# start of Dataset
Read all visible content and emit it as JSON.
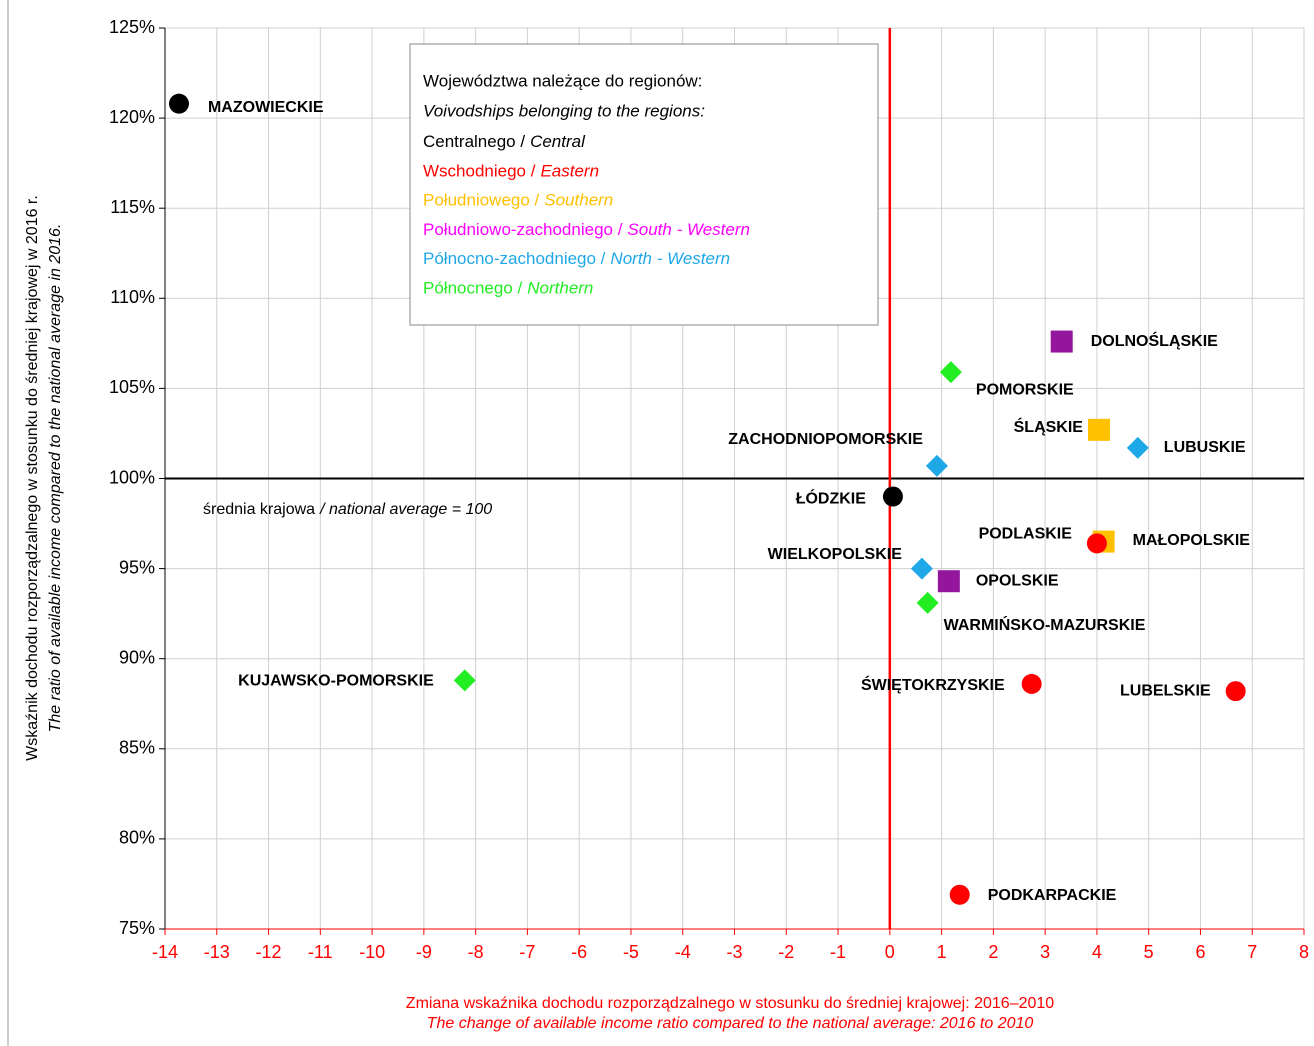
{
  "chart_data": {
    "type": "scatter",
    "xlabel": "Zmiana wskaźnika dochodu rozporządzalnego w stosunku do średniej krajowej: 2016–2010",
    "xlabel_en": "The change of available income ratio compared to the national average: 2016 to 2010",
    "ylabel": "Wskaźnik dochodu rozporządzalnego w stosunku do średniej krajowej w 2016 r.",
    "ylabel_en": "The ratio of available income compared to the national average in 2016.",
    "xlim": [
      -14,
      8
    ],
    "xticks": [
      -14,
      -13,
      -12,
      -11,
      -10,
      -9,
      -8,
      -7,
      -6,
      -5,
      -4,
      -3,
      -2,
      -1,
      0,
      1,
      2,
      3,
      4,
      5,
      6,
      7,
      8
    ],
    "ylim": [
      75,
      125
    ],
    "yticks": [
      {
        "value": 75,
        "label": "75%"
      },
      {
        "value": 80,
        "label": "80%"
      },
      {
        "value": 85,
        "label": "85%"
      },
      {
        "value": 90,
        "label": "90%"
      },
      {
        "value": 95,
        "label": "95%"
      },
      {
        "value": 100,
        "label": "100%"
      },
      {
        "value": 105,
        "label": "105%"
      },
      {
        "value": 110,
        "label": "110%"
      },
      {
        "value": 115,
        "label": "115%"
      },
      {
        "value": 120,
        "label": "120%"
      },
      {
        "value": 125,
        "label": "125%"
      }
    ],
    "grid": true,
    "reference_lines": {
      "x": 0,
      "y": 100
    },
    "annotation": {
      "text": "średnia krajowa",
      "text_en": "/ national average = 100"
    },
    "legend": {
      "heading": "Województwa należące do regionów:",
      "heading_en": "Voivodships belonging to the regions:",
      "entries": [
        {
          "name": "Centralnego /",
          "name_en": "Central",
          "color": "#000000"
        },
        {
          "name": "Wschodniego /",
          "name_en": "Eastern",
          "color": "#ff0000"
        },
        {
          "name": "Południowego /",
          "name_en": "Southern",
          "color": "#ffc000"
        },
        {
          "name": "Południowo-zachodniego /",
          "name_en": "South - Western",
          "color": "#ff00ff"
        },
        {
          "name": "Północno-zachodniego /",
          "name_en": "North - Western",
          "color": "#1fa8e8"
        },
        {
          "name": "Północnego /",
          "name_en": "Northern",
          "color": "#22ee22"
        }
      ]
    },
    "points": [
      {
        "name": "MAZOWIECKIE",
        "x": -13.73,
        "y": 120.8,
        "color": "#000000",
        "marker": "circle"
      },
      {
        "name": "DOLNOŚLĄSKIE",
        "x": 3.32,
        "y": 107.6,
        "color": "#93169c",
        "marker": "square"
      },
      {
        "name": "POMORSKIE",
        "x": 1.18,
        "y": 105.9,
        "color": "#22ee22",
        "marker": "diamond"
      },
      {
        "name": "ŚLĄSKIE",
        "x": 4.04,
        "y": 102.7,
        "color": "#ffc000",
        "marker": "square"
      },
      {
        "name": "LUBUSKIE",
        "x": 4.79,
        "y": 101.7,
        "color": "#1fa8e8",
        "marker": "diamond"
      },
      {
        "name": "ZACHODNIOPOMORSKIE",
        "x": 0.91,
        "y": 100.7,
        "color": "#1fa8e8",
        "marker": "diamond"
      },
      {
        "name": "ŁÓDZKIE",
        "x": 0.06,
        "y": 99.0,
        "color": "#000000",
        "marker": "circle"
      },
      {
        "name": "MAŁOPOLSKIE",
        "x": 4.13,
        "y": 96.5,
        "color": "#ffc000",
        "marker": "square"
      },
      {
        "name": "PODLASKIE",
        "x": 4.0,
        "y": 96.4,
        "color": "#ff0000",
        "marker": "circle"
      },
      {
        "name": "WIELKOPOLSKIE",
        "x": 0.62,
        "y": 95.0,
        "color": "#1fa8e8",
        "marker": "diamond"
      },
      {
        "name": "OPOLSKIE",
        "x": 1.14,
        "y": 94.3,
        "color": "#93169c",
        "marker": "square"
      },
      {
        "name": "WARMIŃSKO-MAZURSKIE",
        "x": 0.73,
        "y": 93.1,
        "color": "#22ee22",
        "marker": "diamond"
      },
      {
        "name": "KUJAWSKO-POMORSKIE",
        "x": -8.21,
        "y": 88.8,
        "color": "#22ee22",
        "marker": "diamond"
      },
      {
        "name": "ŚWIĘTOKRZYSKIE",
        "x": 2.74,
        "y": 88.6,
        "color": "#ff0000",
        "marker": "circle"
      },
      {
        "name": "LUBELSKIE",
        "x": 6.68,
        "y": 88.2,
        "color": "#ff0000",
        "marker": "circle"
      },
      {
        "name": "PODKARPACKIE",
        "x": 1.35,
        "y": 76.9,
        "color": "#ff0000",
        "marker": "circle"
      }
    ]
  }
}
# end of Dataset
▸ **What is required**
Copy every record above exactly, leaving out any pictures.

▸ **Result of the exercise**
Read all visible content and emit it as JSON.
{
  "chart_data": {
    "type": "scatter",
    "xlabel": "Zmiana wskaźnika dochodu rozporządzalnego w stosunku do średniej krajowej: 2016–2010",
    "xlabel_en": "The change of available income ratio compared to the national average: 2016 to 2010",
    "ylabel": "Wskaźnik dochodu rozporządzalnego w stosunku do średniej krajowej w 2016 r.",
    "ylabel_en": "The ratio of available income compared to the national average in 2016.",
    "xlim": [
      -14,
      8
    ],
    "xticks": [
      -14,
      -13,
      -12,
      -11,
      -10,
      -9,
      -8,
      -7,
      -6,
      -5,
      -4,
      -3,
      -2,
      -1,
      0,
      1,
      2,
      3,
      4,
      5,
      6,
      7,
      8
    ],
    "ylim": [
      75,
      125
    ],
    "yticks": [
      {
        "value": 75,
        "label": "75%"
      },
      {
        "value": 80,
        "label": "80%"
      },
      {
        "value": 85,
        "label": "85%"
      },
      {
        "value": 90,
        "label": "90%"
      },
      {
        "value": 95,
        "label": "95%"
      },
      {
        "value": 100,
        "label": "100%"
      },
      {
        "value": 105,
        "label": "105%"
      },
      {
        "value": 110,
        "label": "110%"
      },
      {
        "value": 115,
        "label": "115%"
      },
      {
        "value": 120,
        "label": "120%"
      },
      {
        "value": 125,
        "label": "125%"
      }
    ],
    "grid": true,
    "reference_lines": {
      "x": 0,
      "y": 100
    },
    "annotation": {
      "text": "średnia krajowa",
      "text_en": "/ national average = 100"
    },
    "legend": {
      "heading": "Województwa należące do regionów:",
      "heading_en": "Voivodships belonging to the regions:",
      "entries": [
        {
          "name": "Centralnego /",
          "name_en": "Central",
          "color": "#000000"
        },
        {
          "name": "Wschodniego /",
          "name_en": "Eastern",
          "color": "#ff0000"
        },
        {
          "name": "Południowego /",
          "name_en": "Southern",
          "color": "#ffc000"
        },
        {
          "name": "Południowo-zachodniego /",
          "name_en": "South - Western",
          "color": "#ff00ff"
        },
        {
          "name": "Północno-zachodniego /",
          "name_en": "North - Western",
          "color": "#1fa8e8"
        },
        {
          "name": "Północnego /",
          "name_en": "Northern",
          "color": "#22ee22"
        }
      ]
    },
    "points": [
      {
        "name": "MAZOWIECKIE",
        "x": -13.73,
        "y": 120.8,
        "color": "#000000",
        "marker": "circle"
      },
      {
        "name": "DOLNOŚLĄSKIE",
        "x": 3.32,
        "y": 107.6,
        "color": "#93169c",
        "marker": "square"
      },
      {
        "name": "POMORSKIE",
        "x": 1.18,
        "y": 105.9,
        "color": "#22ee22",
        "marker": "diamond"
      },
      {
        "name": "ŚLĄSKIE",
        "x": 4.04,
        "y": 102.7,
        "color": "#ffc000",
        "marker": "square"
      },
      {
        "name": "LUBUSKIE",
        "x": 4.79,
        "y": 101.7,
        "color": "#1fa8e8",
        "marker": "diamond"
      },
      {
        "name": "ZACHODNIOPOMORSKIE",
        "x": 0.91,
        "y": 100.7,
        "color": "#1fa8e8",
        "marker": "diamond"
      },
      {
        "name": "ŁÓDZKIE",
        "x": 0.06,
        "y": 99.0,
        "color": "#000000",
        "marker": "circle"
      },
      {
        "name": "MAŁOPOLSKIE",
        "x": 4.13,
        "y": 96.5,
        "color": "#ffc000",
        "marker": "square"
      },
      {
        "name": "PODLASKIE",
        "x": 4.0,
        "y": 96.4,
        "color": "#ff0000",
        "marker": "circle"
      },
      {
        "name": "WIELKOPOLSKIE",
        "x": 0.62,
        "y": 95.0,
        "color": "#1fa8e8",
        "marker": "diamond"
      },
      {
        "name": "OPOLSKIE",
        "x": 1.14,
        "y": 94.3,
        "color": "#93169c",
        "marker": "square"
      },
      {
        "name": "WARMIŃSKO-MAZURSKIE",
        "x": 0.73,
        "y": 93.1,
        "color": "#22ee22",
        "marker": "diamond"
      },
      {
        "name": "KUJAWSKO-POMORSKIE",
        "x": -8.21,
        "y": 88.8,
        "color": "#22ee22",
        "marker": "diamond"
      },
      {
        "name": "ŚWIĘTOKRZYSKIE",
        "x": 2.74,
        "y": 88.6,
        "color": "#ff0000",
        "marker": "circle"
      },
      {
        "name": "LUBELSKIE",
        "x": 6.68,
        "y": 88.2,
        "color": "#ff0000",
        "marker": "circle"
      },
      {
        "name": "PODKARPACKIE",
        "x": 1.35,
        "y": 76.9,
        "color": "#ff0000",
        "marker": "circle"
      }
    ]
  }
}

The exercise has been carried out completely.